OBJECTIVE →
Copy out the lines below, from the one containing "- Bar: [406, 388, 432, 390]" through the one containing "- Text: 196, DUNKIRK", without changing anything.

=== EXERCISE INPUT ===

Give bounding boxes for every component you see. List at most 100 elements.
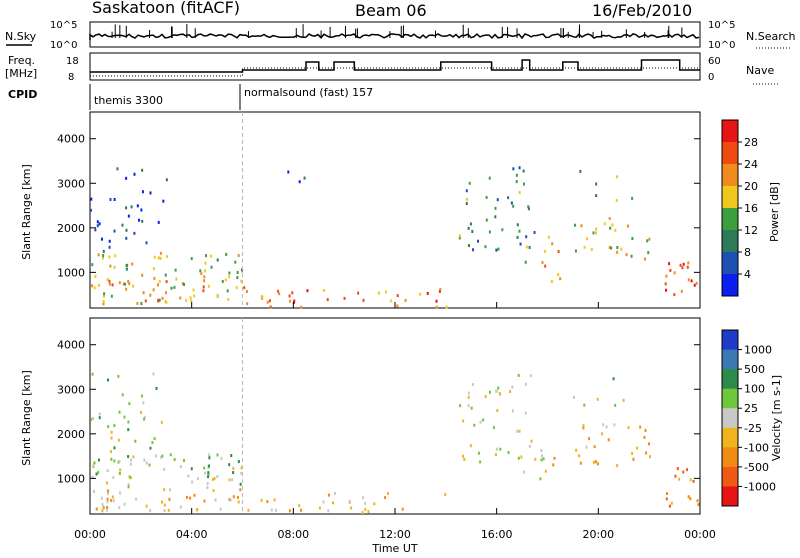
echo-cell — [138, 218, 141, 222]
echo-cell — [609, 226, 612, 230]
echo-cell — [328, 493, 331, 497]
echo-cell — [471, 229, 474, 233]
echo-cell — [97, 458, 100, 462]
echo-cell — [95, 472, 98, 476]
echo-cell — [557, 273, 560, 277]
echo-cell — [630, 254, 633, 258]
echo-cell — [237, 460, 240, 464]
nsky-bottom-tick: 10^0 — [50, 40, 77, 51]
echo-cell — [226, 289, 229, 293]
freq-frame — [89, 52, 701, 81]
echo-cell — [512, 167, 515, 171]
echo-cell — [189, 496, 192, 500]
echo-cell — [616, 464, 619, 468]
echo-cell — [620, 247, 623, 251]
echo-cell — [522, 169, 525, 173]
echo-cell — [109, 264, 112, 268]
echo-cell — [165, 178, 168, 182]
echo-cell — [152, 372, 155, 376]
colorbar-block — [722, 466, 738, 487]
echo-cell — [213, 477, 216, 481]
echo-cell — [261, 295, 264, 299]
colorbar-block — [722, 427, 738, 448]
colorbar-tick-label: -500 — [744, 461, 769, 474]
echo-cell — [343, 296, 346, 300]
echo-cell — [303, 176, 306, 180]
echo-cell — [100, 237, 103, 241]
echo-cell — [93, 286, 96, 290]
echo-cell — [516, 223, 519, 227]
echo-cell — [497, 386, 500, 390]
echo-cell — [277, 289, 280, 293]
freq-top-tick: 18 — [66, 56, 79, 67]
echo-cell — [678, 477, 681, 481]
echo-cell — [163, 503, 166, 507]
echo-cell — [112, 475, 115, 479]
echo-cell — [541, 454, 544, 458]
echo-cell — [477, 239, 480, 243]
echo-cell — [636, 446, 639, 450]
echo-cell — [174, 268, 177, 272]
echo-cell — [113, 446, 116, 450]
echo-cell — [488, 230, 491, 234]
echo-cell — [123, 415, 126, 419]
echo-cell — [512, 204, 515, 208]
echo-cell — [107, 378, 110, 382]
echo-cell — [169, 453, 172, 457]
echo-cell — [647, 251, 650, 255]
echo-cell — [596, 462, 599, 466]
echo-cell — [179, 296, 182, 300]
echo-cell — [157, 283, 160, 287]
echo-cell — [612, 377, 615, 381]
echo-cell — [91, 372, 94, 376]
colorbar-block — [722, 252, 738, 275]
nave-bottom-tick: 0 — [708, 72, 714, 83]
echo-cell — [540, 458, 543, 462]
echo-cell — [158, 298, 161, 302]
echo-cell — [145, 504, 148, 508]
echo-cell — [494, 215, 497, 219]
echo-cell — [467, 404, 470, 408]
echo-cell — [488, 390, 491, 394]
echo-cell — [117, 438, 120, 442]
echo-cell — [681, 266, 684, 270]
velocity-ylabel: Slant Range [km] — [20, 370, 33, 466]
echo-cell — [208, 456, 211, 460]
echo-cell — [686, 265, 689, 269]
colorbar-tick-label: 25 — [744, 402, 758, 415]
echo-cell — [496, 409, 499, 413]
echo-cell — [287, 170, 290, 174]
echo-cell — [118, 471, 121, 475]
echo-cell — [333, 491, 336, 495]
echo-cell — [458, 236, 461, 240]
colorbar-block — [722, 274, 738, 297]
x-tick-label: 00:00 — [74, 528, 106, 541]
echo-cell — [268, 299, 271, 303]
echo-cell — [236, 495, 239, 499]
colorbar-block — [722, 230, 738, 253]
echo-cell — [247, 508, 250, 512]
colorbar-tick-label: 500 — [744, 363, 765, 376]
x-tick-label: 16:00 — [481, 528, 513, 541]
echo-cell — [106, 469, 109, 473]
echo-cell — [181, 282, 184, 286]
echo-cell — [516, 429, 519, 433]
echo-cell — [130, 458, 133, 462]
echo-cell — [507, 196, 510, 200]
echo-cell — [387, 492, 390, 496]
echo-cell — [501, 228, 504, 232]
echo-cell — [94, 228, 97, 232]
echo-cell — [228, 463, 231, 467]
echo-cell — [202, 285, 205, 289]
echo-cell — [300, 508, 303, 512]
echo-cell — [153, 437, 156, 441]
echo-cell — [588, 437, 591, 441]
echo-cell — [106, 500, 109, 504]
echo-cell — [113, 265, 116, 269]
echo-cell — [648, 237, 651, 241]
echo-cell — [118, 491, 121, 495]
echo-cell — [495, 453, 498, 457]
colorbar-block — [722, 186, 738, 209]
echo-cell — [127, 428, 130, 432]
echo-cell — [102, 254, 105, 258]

===
=== EXERCISE INPUT ===

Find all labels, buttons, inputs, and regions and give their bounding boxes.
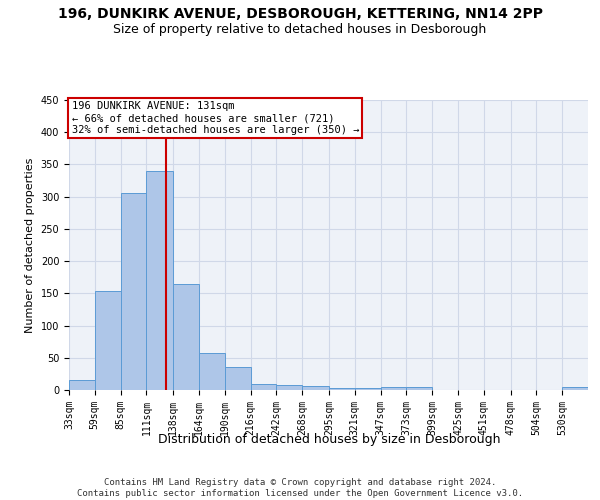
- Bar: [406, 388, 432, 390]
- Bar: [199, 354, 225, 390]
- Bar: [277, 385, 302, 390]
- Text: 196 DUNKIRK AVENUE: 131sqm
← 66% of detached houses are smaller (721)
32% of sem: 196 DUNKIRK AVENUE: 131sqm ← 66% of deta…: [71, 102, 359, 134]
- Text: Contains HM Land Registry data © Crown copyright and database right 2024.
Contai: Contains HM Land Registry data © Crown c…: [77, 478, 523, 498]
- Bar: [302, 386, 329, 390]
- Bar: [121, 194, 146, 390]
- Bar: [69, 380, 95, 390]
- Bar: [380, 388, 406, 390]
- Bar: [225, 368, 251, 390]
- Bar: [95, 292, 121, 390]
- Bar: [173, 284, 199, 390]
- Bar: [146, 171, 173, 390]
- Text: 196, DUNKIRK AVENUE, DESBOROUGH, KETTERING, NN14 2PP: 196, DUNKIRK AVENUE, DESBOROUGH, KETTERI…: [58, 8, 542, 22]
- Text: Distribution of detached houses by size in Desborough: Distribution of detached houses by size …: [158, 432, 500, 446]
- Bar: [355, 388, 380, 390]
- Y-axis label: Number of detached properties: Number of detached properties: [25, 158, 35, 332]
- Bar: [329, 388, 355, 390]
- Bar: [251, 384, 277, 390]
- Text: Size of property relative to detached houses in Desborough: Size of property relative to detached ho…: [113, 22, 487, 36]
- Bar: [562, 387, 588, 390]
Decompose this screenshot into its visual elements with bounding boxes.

===

WRITTEN REPLY →
- Bar: [406, 388, 432, 390]
- Bar: [199, 354, 225, 390]
- Bar: [277, 385, 302, 390]
- Text: 196 DUNKIRK AVENUE: 131sqm
← 66% of detached houses are smaller (721)
32% of sem: 196 DUNKIRK AVENUE: 131sqm ← 66% of deta…: [71, 102, 359, 134]
- Text: Contains HM Land Registry data © Crown copyright and database right 2024.
Contai: Contains HM Land Registry data © Crown c…: [77, 478, 523, 498]
- Bar: [302, 386, 329, 390]
- Bar: [121, 194, 146, 390]
- Bar: [69, 380, 95, 390]
- Bar: [380, 388, 406, 390]
- Bar: [225, 368, 251, 390]
- Bar: [95, 292, 121, 390]
- Bar: [173, 284, 199, 390]
- Bar: [146, 171, 173, 390]
- Text: 196, DUNKIRK AVENUE, DESBOROUGH, KETTERING, NN14 2PP: 196, DUNKIRK AVENUE, DESBOROUGH, KETTERI…: [58, 8, 542, 22]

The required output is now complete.